** begin RECORDS TO PROCESS **

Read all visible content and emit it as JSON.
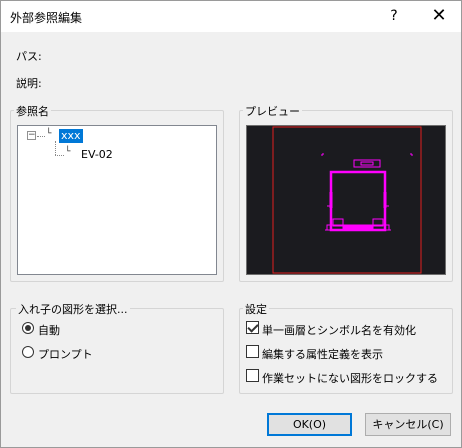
{
  "window": {
    "title": "外部参照編集",
    "help_label": "?",
    "close_label": "✕"
  },
  "fields": {
    "path_label": "パス:",
    "description_label": "説明:"
  },
  "reference": {
    "group_title": "参照名",
    "tree": {
      "root": "xxx",
      "child": "EV-02"
    }
  },
  "preview": {
    "group_title": "プレビュー",
    "colors": {
      "background": "#1b1b1f",
      "frame": "#e01f1f",
      "drawing": "#ff00ff"
    }
  },
  "nested": {
    "group_title": "入れ子の図形を選択...",
    "options": [
      "自動",
      "プロンプト"
    ],
    "selected": "自動"
  },
  "settings": {
    "group_title": "設定",
    "checkboxes": [
      {
        "label": "単一画層とシンボル名を有効化",
        "checked": true
      },
      {
        "label": "編集する属性定義を表示",
        "checked": false
      },
      {
        "label": "作業セットにない図形をロックする",
        "checked": false
      }
    ]
  },
  "buttons": {
    "ok": "OK(O)",
    "cancel": "キャンセル(C)"
  }
}
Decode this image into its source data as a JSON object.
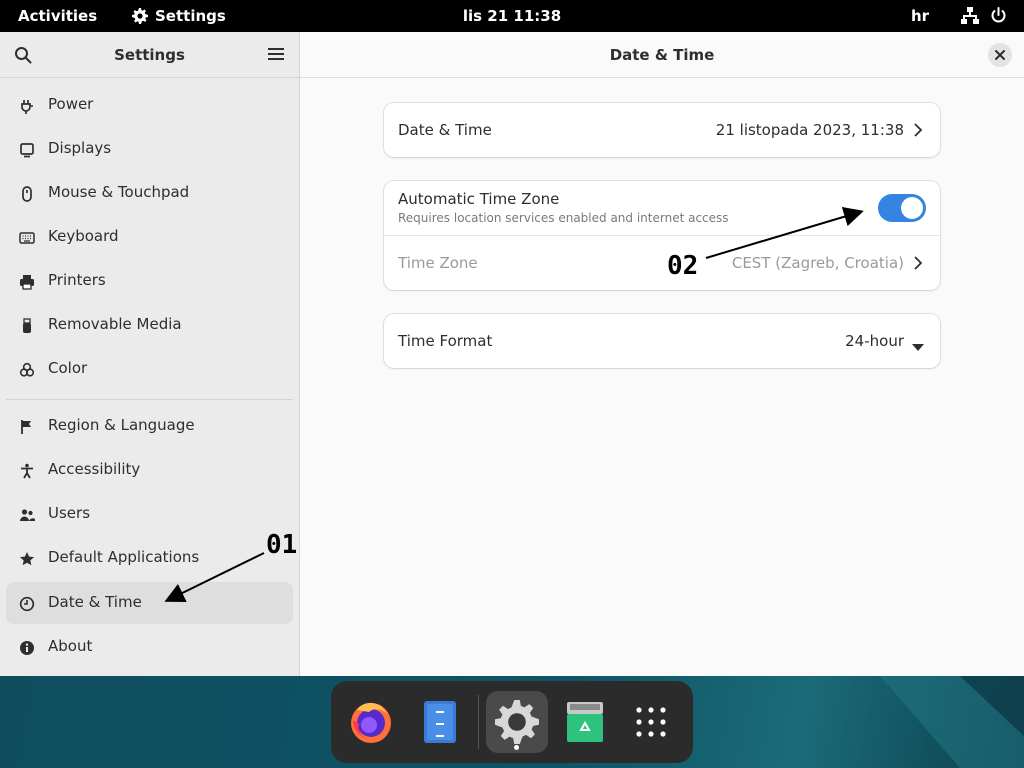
{
  "topbar": {
    "activities": "Activities",
    "app_name": "Settings",
    "clock": "lis 21 11:38",
    "language": "hr"
  },
  "sidebar": {
    "title": "Settings",
    "items": [
      {
        "label": "Power",
        "icon": "power-plug-icon"
      },
      {
        "label": "Displays",
        "icon": "display-icon"
      },
      {
        "label": "Mouse & Touchpad",
        "icon": "mouse-icon"
      },
      {
        "label": "Keyboard",
        "icon": "keyboard-icon"
      },
      {
        "label": "Printers",
        "icon": "printer-icon"
      },
      {
        "label": "Removable Media",
        "icon": "usb-icon"
      },
      {
        "label": "Color",
        "icon": "color-icon"
      },
      {
        "label": "Region & Language",
        "icon": "flag-icon"
      },
      {
        "label": "Accessibility",
        "icon": "accessibility-icon"
      },
      {
        "label": "Users",
        "icon": "users-icon"
      },
      {
        "label": "Default Applications",
        "icon": "star-icon"
      },
      {
        "label": "Date & Time",
        "icon": "clock-icon",
        "active": true
      },
      {
        "label": "About",
        "icon": "info-icon"
      }
    ]
  },
  "main": {
    "title": "Date & Time",
    "date_time": {
      "label": "Date & Time",
      "value": "21 listopada 2023, 11:38"
    },
    "auto_timezone": {
      "label": "Automatic Time Zone",
      "subtitle": "Requires location services enabled and internet access",
      "enabled": true
    },
    "time_zone": {
      "label": "Time Zone",
      "value": "CEST (Zagreb, Croatia)"
    },
    "time_format": {
      "label": "Time Format",
      "value": "24-hour"
    }
  },
  "annotations": {
    "a1": "01",
    "a2": "02"
  },
  "dock": {
    "apps": [
      "firefox-icon",
      "files-icon",
      "settings-icon",
      "recycle-bin-icon",
      "app-grid-icon"
    ]
  },
  "colors": {
    "accent": "#3584e4",
    "topbar": "#000000",
    "dock": "#2b2b2b"
  }
}
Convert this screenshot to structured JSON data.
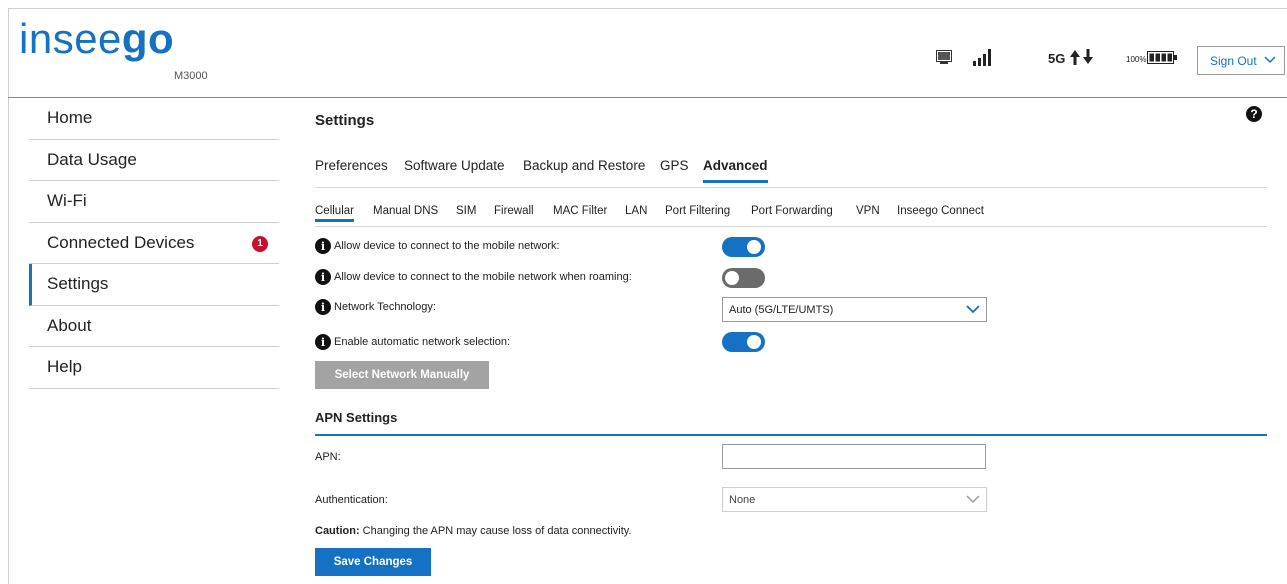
{
  "brand": {
    "logo_light": "insee",
    "logo_bold": "go",
    "model": "M3000",
    "color": "#1571c4"
  },
  "status": {
    "network": "5G",
    "battery_pct": "100%"
  },
  "header": {
    "sign_out_label": "Sign Out"
  },
  "sidebar": {
    "items": [
      {
        "label": "Home"
      },
      {
        "label": "Data Usage"
      },
      {
        "label": "Wi-Fi"
      },
      {
        "label": "Connected Devices",
        "badge": "1"
      },
      {
        "label": "Settings"
      },
      {
        "label": "About"
      },
      {
        "label": "Help"
      }
    ]
  },
  "main": {
    "title": "Settings",
    "help_glyph": "?",
    "tabs": [
      {
        "label": "Preferences"
      },
      {
        "label": "Software Update"
      },
      {
        "label": "Backup and Restore"
      },
      {
        "label": "GPS"
      },
      {
        "label": "Advanced"
      }
    ],
    "subtabs": [
      {
        "label": "Cellular"
      },
      {
        "label": "Manual DNS"
      },
      {
        "label": "SIM"
      },
      {
        "label": "Firewall"
      },
      {
        "label": "MAC Filter"
      },
      {
        "label": "LAN"
      },
      {
        "label": "Port Filtering"
      },
      {
        "label": "Port Forwarding"
      },
      {
        "label": "VPN"
      },
      {
        "label": "Inseego Connect"
      }
    ],
    "cellular": {
      "allow_mobile_label": "Allow device to connect to the mobile network:",
      "allow_mobile_on": true,
      "allow_roaming_label": "Allow device to connect to the mobile network when roaming:",
      "allow_roaming_on": false,
      "network_tech_label": "Network Technology:",
      "network_tech_value": "Auto (5G/LTE/UMTS)",
      "auto_select_label": "Enable automatic network selection:",
      "auto_select_on": true,
      "select_manual_label": "Select Network Manually"
    },
    "apn": {
      "section_title": "APN Settings",
      "apn_label": "APN:",
      "apn_value": "",
      "auth_label": "Authentication:",
      "auth_value": "None",
      "caution_bold": "Caution:",
      "caution_text": " Changing the APN may cause loss of data connectivity.",
      "save_label": "Save Changes"
    }
  }
}
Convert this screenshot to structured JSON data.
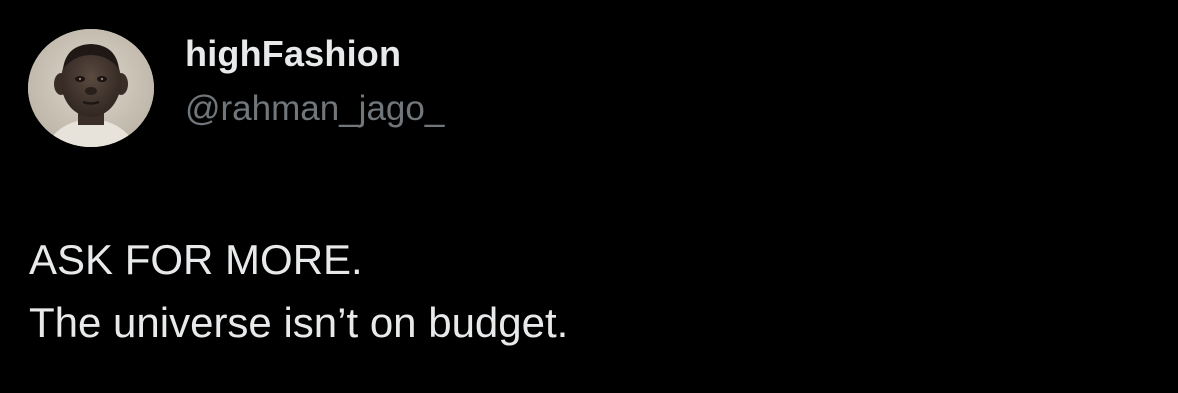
{
  "author": {
    "display_name": "highFashion",
    "handle": "@rahman_jago_",
    "avatar_icon": "profile-photo-child-portrait"
  },
  "tweet": {
    "lines": [
      "ASK FOR MORE.",
      "The universe isn’t on budget."
    ]
  },
  "colors": {
    "background": "#000000",
    "primary_text": "#e7e9ea",
    "secondary_text": "#71767b"
  }
}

** end RECORDS TO PROCESS **

WHAT IS ASKED: Transcribe the entries above verbatim, omitting their pictures.

IN RESPONSE:
Read all visible content and emit it as JSON.
{
  "window": {
    "title": "外部参照編集",
    "help_label": "?",
    "close_label": "✕"
  },
  "fields": {
    "path_label": "パス:",
    "description_label": "説明:"
  },
  "reference": {
    "group_title": "参照名",
    "tree": {
      "root": "xxx",
      "child": "EV-02"
    }
  },
  "preview": {
    "group_title": "プレビュー",
    "colors": {
      "background": "#1b1b1f",
      "frame": "#e01f1f",
      "drawing": "#ff00ff"
    }
  },
  "nested": {
    "group_title": "入れ子の図形を選択...",
    "options": [
      "自動",
      "プロンプト"
    ],
    "selected": "自動"
  },
  "settings": {
    "group_title": "設定",
    "checkboxes": [
      {
        "label": "単一画層とシンボル名を有効化",
        "checked": true
      },
      {
        "label": "編集する属性定義を表示",
        "checked": false
      },
      {
        "label": "作業セットにない図形をロックする",
        "checked": false
      }
    ]
  },
  "buttons": {
    "ok": "OK(O)",
    "cancel": "キャンセル(C)"
  }
}
Decode this image into its source data as a JSON object.
{
  "topbar": {
    "activities": "Activities",
    "app_name": "Settings",
    "clock": "lis 21 11:38",
    "language": "hr"
  },
  "sidebar": {
    "title": "Settings",
    "items": [
      {
        "label": "Power",
        "icon": "power-plug-icon"
      },
      {
        "label": "Displays",
        "icon": "display-icon"
      },
      {
        "label": "Mouse & Touchpad",
        "icon": "mouse-icon"
      },
      {
        "label": "Keyboard",
        "icon": "keyboard-icon"
      },
      {
        "label": "Printers",
        "icon": "printer-icon"
      },
      {
        "label": "Removable Media",
        "icon": "usb-icon"
      },
      {
        "label": "Color",
        "icon": "color-icon"
      },
      {
        "label": "Region & Language",
        "icon": "flag-icon"
      },
      {
        "label": "Accessibility",
        "icon": "accessibility-icon"
      },
      {
        "label": "Users",
        "icon": "users-icon"
      },
      {
        "label": "Default Applications",
        "icon": "star-icon"
      },
      {
        "label": "Date & Time",
        "icon": "clock-icon",
        "active": true
      },
      {
        "label": "About",
        "icon": "info-icon"
      }
    ]
  },
  "main": {
    "title": "Date & Time",
    "date_time": {
      "label": "Date & Time",
      "value": "21 listopada 2023, 11:38"
    },
    "auto_timezone": {
      "label": "Automatic Time Zone",
      "subtitle": "Requires location services enabled and internet access",
      "enabled": true
    },
    "time_zone": {
      "label": "Time Zone",
      "value": "CEST (Zagreb, Croatia)"
    },
    "time_format": {
      "label": "Time Format",
      "value": "24-hour"
    }
  },
  "annotations": {
    "a1": "01",
    "a2": "02"
  },
  "dock": {
    "apps": [
      "firefox-icon",
      "files-icon",
      "settings-icon",
      "recycle-bin-icon",
      "app-grid-icon"
    ]
  },
  "colors": {
    "accent": "#3584e4",
    "topbar": "#000000",
    "dock": "#2b2b2b"
  }
}
Convert this screenshot to structured JSON data.
{
  "brand": {
    "logo_light": "insee",
    "logo_bold": "go",
    "model": "M3000",
    "color": "#1571c4"
  },
  "status": {
    "network": "5G",
    "battery_pct": "100%"
  },
  "header": {
    "sign_out_label": "Sign Out"
  },
  "sidebar": {
    "items": [
      {
        "label": "Home"
      },
      {
        "label": "Data Usage"
      },
      {
        "label": "Wi-Fi"
      },
      {
        "label": "Connected Devices",
        "badge": "1"
      },
      {
        "label": "Settings"
      },
      {
        "label": "About"
      },
      {
        "label": "Help"
      }
    ]
  },
  "main": {
    "title": "Settings",
    "help_glyph": "?",
    "tabs": [
      {
        "label": "Preferences"
      },
      {
        "label": "Software Update"
      },
      {
        "label": "Backup and Restore"
      },
      {
        "label": "GPS"
      },
      {
        "label": "Advanced"
      }
    ],
    "subtabs": [
      {
        "label": "Cellular"
      },
      {
        "label": "Manual DNS"
      },
      {
        "label": "SIM"
      },
      {
        "label": "Firewall"
      },
      {
        "label": "MAC Filter"
      },
      {
        "label": "LAN"
      },
      {
        "label": "Port Filtering"
      },
      {
        "label": "Port Forwarding"
      },
      {
        "label": "VPN"
      },
      {
        "label": "Inseego Connect"
      }
    ],
    "cellular": {
      "allow_mobile_label": "Allow device to connect to the mobile network:",
      "allow_mobile_on": true,
      "allow_roaming_label": "Allow device to connect to the mobile network when roaming:",
      "allow_roaming_on": false,
      "network_tech_label": "Network Technology:",
      "network_tech_value": "Auto (5G/LTE/UMTS)",
      "auto_select_label": "Enable automatic network selection:",
      "auto_select_on": true,
      "select_manual_label": "Select Network Manually"
    },
    "apn": {
      "section_title": "APN Settings",
      "apn_label": "APN:",
      "apn_value": "",
      "auth_label": "Authentication:",
      "auth_value": "None",
      "caution_bold": "Caution:",
      "caution_text": " Changing the APN may cause loss of data connectivity.",
      "save_label": "Save Changes"
    }
  }
}
Convert this screenshot to structured JSON data.
{
  "author": {
    "display_name": "highFashion",
    "handle": "@rahman_jago_",
    "avatar_icon": "profile-photo-child-portrait"
  },
  "tweet": {
    "lines": [
      "ASK FOR MORE.",
      "The universe isn’t on budget."
    ]
  },
  "colors": {
    "background": "#000000",
    "primary_text": "#e7e9ea",
    "secondary_text": "#71767b"
  }
}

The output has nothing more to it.